What is needed. Look through the records below, and copy out every line that holds the string "While".
++++++++++++++++++++
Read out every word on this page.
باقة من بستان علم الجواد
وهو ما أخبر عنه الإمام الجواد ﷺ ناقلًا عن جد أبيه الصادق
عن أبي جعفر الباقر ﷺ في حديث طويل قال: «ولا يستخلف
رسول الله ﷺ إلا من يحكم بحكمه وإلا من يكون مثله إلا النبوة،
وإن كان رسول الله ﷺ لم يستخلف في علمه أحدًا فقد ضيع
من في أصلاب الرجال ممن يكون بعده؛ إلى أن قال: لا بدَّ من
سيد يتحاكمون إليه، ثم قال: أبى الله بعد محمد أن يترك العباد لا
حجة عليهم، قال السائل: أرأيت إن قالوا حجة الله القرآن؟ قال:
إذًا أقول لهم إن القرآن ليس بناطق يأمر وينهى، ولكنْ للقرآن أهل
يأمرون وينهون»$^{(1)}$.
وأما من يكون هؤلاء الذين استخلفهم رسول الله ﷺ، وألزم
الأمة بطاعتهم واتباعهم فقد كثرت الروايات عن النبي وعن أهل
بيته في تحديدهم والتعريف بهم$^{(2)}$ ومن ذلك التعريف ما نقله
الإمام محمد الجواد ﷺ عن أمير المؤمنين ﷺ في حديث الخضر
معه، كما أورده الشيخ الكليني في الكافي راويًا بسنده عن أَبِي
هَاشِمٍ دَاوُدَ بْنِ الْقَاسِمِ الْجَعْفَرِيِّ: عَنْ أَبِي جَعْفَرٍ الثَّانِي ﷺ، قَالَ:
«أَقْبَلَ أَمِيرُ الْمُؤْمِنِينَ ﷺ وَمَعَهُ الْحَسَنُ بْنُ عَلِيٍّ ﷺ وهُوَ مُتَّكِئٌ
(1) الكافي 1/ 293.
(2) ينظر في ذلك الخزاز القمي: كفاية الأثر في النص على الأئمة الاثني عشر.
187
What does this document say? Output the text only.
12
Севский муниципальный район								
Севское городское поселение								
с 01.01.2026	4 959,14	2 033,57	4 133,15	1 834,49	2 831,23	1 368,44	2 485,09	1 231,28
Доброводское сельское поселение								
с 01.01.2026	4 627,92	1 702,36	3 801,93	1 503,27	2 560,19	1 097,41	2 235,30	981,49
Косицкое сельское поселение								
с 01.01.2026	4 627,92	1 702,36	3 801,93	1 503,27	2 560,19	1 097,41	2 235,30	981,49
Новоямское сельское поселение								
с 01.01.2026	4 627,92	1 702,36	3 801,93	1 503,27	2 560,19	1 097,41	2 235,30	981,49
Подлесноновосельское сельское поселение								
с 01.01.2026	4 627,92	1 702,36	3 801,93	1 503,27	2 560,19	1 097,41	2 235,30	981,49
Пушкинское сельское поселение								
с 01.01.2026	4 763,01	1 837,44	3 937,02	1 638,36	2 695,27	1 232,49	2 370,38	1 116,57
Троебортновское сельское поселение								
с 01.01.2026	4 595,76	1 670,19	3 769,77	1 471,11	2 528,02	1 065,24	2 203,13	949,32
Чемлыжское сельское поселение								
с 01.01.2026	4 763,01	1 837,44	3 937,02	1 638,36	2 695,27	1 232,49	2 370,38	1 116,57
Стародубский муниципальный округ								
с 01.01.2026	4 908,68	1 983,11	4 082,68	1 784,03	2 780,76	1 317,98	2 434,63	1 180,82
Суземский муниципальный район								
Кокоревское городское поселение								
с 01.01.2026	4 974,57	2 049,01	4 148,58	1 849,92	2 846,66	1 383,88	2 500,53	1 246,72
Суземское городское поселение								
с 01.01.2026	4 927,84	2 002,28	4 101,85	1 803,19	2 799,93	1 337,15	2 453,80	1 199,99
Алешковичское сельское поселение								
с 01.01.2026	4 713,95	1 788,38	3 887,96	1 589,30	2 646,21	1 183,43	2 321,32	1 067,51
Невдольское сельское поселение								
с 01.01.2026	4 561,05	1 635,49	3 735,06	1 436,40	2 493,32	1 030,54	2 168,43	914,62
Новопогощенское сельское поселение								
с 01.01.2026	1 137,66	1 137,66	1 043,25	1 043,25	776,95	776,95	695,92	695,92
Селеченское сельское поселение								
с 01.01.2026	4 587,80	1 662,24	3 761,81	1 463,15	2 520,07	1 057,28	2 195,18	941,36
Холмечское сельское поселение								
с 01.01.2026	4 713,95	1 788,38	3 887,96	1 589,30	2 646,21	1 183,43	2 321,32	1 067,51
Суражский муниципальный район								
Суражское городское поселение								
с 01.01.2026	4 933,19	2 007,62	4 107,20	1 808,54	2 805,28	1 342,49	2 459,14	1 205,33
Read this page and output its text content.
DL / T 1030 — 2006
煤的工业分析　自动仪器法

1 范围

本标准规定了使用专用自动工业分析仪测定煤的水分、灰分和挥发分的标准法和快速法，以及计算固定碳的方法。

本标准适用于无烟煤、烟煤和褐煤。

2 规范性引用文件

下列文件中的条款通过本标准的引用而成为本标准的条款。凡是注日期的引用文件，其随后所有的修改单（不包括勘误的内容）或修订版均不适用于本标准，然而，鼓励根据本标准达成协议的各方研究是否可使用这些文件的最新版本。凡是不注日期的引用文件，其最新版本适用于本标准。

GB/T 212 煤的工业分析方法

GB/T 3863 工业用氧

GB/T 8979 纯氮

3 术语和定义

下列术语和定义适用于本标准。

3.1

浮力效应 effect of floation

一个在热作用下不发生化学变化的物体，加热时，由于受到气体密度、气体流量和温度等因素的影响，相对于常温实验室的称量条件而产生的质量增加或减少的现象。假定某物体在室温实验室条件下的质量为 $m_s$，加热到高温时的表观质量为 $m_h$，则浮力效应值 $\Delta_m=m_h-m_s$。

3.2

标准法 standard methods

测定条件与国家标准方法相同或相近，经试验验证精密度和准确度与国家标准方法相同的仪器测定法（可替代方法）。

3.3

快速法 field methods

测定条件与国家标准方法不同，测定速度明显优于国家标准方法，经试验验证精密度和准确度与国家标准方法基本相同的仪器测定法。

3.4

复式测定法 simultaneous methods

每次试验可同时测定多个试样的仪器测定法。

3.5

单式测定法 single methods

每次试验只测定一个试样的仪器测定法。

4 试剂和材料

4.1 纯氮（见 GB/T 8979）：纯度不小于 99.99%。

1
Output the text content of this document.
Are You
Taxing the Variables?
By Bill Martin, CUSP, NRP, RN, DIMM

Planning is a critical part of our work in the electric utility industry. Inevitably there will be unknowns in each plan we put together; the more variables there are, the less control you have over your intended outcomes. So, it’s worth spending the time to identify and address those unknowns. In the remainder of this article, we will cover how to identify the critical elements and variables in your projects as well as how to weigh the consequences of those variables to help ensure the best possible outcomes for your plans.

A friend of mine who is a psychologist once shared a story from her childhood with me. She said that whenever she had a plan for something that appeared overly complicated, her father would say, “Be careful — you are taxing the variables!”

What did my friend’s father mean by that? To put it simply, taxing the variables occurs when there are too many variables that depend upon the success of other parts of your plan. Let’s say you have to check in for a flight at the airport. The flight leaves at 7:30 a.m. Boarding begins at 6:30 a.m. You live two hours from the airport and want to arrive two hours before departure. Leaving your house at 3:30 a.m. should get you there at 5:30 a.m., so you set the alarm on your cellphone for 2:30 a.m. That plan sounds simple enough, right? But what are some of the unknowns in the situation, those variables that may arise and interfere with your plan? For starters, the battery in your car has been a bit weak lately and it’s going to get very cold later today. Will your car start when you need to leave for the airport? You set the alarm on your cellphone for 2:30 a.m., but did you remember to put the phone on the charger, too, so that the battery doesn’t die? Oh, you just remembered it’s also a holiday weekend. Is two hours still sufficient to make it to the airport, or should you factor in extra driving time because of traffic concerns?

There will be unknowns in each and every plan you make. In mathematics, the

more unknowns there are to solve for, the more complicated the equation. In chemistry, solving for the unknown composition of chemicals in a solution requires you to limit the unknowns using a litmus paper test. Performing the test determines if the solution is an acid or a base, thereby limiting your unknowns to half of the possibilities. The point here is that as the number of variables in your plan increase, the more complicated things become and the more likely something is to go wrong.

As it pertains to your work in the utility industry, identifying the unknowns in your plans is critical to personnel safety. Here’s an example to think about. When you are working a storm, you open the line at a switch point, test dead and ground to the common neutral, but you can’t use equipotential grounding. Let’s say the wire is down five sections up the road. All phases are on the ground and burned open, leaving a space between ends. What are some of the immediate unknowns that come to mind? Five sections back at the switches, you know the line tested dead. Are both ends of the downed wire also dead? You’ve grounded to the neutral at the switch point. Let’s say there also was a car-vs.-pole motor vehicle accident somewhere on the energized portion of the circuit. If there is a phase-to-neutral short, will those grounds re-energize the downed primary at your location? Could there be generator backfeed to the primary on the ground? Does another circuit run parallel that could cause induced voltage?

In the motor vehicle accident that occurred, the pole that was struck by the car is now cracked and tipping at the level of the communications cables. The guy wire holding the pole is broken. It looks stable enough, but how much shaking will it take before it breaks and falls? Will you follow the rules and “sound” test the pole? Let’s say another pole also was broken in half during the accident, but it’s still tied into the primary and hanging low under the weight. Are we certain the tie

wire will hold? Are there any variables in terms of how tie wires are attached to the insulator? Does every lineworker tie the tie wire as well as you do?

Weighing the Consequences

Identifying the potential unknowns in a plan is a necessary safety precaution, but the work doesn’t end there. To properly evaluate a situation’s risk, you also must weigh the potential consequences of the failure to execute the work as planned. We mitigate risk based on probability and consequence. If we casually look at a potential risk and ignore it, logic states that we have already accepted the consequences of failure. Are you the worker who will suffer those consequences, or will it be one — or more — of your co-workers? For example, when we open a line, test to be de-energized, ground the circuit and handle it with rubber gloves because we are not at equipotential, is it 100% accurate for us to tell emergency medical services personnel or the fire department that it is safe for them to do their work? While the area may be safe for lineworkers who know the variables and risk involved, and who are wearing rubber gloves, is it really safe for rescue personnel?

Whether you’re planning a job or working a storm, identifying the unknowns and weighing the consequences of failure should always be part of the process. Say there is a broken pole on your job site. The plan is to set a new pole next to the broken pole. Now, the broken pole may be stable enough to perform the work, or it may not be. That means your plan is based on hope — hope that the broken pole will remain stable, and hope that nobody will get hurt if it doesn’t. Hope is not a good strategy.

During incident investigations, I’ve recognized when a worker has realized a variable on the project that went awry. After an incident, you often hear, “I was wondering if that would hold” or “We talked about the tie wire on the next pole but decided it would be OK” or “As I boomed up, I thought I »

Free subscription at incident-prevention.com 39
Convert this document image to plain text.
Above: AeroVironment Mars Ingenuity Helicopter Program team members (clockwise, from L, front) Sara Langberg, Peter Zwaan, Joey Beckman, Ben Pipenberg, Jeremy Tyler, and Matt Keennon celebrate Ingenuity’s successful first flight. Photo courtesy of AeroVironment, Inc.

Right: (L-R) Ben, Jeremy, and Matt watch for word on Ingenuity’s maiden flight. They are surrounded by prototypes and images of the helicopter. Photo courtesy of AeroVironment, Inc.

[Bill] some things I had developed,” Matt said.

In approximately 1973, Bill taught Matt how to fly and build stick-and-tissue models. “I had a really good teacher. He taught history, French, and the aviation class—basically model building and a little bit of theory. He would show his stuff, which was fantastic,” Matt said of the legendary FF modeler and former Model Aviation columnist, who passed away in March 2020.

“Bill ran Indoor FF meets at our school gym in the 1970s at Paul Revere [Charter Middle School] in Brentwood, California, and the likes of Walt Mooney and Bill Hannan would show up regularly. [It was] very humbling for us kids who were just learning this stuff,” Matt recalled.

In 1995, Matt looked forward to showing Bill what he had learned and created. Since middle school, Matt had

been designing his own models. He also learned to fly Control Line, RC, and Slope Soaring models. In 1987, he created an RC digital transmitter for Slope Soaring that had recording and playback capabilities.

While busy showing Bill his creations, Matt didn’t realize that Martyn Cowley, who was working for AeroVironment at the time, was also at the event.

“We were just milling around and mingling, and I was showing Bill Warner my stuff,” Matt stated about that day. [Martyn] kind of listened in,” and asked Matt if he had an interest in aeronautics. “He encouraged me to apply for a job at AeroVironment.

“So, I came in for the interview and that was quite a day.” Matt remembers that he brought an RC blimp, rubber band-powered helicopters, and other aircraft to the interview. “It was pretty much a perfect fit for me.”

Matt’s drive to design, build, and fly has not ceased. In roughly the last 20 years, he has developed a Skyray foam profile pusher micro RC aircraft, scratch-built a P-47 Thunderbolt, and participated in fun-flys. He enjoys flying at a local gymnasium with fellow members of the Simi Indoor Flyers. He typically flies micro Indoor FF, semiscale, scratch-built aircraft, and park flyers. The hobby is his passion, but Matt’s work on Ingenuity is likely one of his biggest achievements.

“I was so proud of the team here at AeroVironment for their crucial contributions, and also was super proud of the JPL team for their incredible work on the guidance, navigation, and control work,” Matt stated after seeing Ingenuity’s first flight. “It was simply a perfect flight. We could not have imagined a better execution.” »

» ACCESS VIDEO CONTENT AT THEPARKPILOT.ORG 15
++++++++++++++++++++
Response to this task.
Identifying the potential unknowns in a plan is a necessary safety precaution, but the work doesn’t end there. To properly evaluate a situation’s risk, you also must weigh the potential consequences of the failure to execute the work as planned. We mitigate risk based on probability and consequence. If we casually look at a potential risk and ignore it, logic states that we have already accepted the consequences of failure. Are you the worker who will suffer those consequences, or will it be one — or more — of your co-workers? For example, when we open a line, test to be de-energized, ground the circuit and handle it with rubber gloves because we are not at equipotential, is it 100% accurate for us to tell emergency medical services personnel or the fire department that it is safe for them to do their work? While the area may be safe for lineworkers who know the variables and risk involved, and who are wearing rubber gloves, is it really safe for rescue personnel?
While busy showing Bill his creations, Matt didn’t realize that Martyn Cowley, who was working for AeroVironment at the time, was also at the event.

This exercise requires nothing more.